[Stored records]

--*--

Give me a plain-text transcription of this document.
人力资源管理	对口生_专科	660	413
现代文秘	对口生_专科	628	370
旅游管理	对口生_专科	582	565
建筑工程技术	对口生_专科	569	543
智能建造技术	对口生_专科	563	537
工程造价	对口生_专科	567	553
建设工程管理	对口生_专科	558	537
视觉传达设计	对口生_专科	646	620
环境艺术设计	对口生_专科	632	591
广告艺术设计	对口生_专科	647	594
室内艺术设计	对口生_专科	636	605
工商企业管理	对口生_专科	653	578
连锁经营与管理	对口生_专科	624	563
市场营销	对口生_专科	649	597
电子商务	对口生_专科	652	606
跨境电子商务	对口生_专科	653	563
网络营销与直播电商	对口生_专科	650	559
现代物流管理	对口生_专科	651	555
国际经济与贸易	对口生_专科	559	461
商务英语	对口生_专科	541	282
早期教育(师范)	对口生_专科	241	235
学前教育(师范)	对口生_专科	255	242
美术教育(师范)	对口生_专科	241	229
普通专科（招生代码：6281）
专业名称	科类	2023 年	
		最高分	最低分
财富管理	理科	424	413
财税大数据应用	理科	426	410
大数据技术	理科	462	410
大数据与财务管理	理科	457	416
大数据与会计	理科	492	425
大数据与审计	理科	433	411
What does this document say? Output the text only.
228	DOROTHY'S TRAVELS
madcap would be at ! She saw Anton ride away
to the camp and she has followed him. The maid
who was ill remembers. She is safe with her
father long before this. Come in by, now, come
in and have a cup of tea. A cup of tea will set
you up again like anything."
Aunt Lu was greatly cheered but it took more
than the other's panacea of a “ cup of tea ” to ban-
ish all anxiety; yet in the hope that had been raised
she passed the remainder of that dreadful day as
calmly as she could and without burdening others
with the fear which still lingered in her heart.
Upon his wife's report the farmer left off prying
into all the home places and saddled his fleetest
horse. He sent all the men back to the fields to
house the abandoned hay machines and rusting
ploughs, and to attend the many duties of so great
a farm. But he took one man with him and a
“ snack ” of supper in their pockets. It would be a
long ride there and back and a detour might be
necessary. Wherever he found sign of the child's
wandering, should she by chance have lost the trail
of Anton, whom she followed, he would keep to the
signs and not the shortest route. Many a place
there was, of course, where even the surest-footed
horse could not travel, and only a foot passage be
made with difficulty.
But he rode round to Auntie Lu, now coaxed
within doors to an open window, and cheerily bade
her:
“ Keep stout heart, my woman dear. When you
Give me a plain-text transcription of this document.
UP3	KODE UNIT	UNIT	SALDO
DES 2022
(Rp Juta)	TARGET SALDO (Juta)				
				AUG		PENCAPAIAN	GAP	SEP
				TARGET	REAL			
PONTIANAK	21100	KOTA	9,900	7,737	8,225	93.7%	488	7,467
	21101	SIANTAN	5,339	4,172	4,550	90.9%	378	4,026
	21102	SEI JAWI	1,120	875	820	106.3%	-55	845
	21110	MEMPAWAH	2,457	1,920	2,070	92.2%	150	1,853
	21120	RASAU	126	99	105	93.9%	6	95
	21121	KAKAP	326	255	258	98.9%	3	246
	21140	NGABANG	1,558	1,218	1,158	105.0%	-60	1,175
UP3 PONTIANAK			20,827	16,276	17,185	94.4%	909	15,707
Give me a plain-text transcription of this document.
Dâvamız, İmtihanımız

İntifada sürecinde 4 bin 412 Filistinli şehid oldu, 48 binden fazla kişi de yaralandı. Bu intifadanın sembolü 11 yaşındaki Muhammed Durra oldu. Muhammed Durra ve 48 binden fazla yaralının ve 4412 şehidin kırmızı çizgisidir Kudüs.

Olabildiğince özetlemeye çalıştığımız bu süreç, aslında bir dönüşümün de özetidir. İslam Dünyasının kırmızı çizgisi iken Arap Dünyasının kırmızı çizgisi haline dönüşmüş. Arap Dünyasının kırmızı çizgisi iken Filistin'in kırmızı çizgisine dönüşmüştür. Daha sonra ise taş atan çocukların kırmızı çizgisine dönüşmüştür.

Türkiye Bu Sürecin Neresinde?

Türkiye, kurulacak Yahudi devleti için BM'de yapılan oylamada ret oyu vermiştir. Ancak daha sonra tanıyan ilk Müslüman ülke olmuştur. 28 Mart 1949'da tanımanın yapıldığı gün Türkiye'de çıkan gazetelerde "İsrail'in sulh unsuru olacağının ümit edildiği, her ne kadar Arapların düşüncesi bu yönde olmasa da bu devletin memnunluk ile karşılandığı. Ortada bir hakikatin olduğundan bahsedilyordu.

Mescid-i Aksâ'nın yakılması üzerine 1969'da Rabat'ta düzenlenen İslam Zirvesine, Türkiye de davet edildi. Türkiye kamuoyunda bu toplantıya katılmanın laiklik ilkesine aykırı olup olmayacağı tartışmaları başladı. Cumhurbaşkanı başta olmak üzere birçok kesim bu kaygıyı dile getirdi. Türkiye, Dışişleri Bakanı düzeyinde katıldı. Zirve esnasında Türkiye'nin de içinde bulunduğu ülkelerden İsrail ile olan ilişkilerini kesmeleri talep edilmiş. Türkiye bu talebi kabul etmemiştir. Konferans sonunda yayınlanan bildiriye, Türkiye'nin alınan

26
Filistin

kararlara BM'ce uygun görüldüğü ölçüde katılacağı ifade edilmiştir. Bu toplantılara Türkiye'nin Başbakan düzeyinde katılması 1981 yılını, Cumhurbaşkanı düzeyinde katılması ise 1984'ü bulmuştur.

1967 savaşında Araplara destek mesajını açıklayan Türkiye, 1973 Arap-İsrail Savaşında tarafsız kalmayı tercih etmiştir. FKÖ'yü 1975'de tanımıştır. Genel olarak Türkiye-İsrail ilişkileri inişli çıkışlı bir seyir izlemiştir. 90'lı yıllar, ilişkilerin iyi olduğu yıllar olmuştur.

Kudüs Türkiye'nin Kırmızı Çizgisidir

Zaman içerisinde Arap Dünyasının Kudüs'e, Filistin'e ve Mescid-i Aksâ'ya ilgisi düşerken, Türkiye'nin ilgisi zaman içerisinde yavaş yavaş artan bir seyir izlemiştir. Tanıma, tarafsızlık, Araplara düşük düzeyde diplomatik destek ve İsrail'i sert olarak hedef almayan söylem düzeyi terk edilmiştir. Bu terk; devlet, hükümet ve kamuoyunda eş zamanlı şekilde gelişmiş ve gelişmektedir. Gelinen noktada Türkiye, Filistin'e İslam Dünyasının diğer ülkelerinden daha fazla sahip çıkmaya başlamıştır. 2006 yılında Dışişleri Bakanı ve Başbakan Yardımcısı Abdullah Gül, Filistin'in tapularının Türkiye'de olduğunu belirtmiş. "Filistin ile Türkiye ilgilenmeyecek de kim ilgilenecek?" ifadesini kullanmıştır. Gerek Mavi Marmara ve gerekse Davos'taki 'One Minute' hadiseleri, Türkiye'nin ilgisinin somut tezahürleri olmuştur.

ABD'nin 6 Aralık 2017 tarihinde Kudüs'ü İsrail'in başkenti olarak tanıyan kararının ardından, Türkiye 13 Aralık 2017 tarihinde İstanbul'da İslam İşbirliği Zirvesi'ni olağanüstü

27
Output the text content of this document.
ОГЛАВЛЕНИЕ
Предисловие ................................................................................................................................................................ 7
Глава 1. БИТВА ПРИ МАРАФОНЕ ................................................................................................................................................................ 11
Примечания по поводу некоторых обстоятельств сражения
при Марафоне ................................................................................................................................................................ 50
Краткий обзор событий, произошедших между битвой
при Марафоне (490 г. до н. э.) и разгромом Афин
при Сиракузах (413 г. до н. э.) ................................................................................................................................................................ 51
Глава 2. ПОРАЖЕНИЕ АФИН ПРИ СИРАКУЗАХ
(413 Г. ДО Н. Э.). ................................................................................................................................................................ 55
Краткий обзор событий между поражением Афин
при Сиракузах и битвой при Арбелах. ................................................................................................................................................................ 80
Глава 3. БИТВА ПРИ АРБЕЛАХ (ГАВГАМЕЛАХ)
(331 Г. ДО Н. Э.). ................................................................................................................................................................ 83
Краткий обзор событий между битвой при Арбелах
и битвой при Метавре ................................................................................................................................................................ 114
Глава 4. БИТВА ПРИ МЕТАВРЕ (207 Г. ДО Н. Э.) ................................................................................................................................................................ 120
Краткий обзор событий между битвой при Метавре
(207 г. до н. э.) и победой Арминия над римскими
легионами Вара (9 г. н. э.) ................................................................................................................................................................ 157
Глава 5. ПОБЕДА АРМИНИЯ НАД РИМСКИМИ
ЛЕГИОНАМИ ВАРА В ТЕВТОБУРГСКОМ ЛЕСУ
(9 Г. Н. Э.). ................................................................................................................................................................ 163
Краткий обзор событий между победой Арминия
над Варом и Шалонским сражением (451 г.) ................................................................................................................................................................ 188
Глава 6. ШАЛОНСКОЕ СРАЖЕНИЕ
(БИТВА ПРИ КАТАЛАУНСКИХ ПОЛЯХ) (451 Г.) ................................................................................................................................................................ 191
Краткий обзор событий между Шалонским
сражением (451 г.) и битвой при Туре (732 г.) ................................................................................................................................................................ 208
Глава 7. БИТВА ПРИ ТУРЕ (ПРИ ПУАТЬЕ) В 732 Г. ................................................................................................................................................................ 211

--*--

Instructions for the task ▸ Find the lines that include the string "TARGET", then copy each of them.

Task answer ▸
(Rp Juta)	TARGET SALDO (Juta)				
				TARGET	REAL			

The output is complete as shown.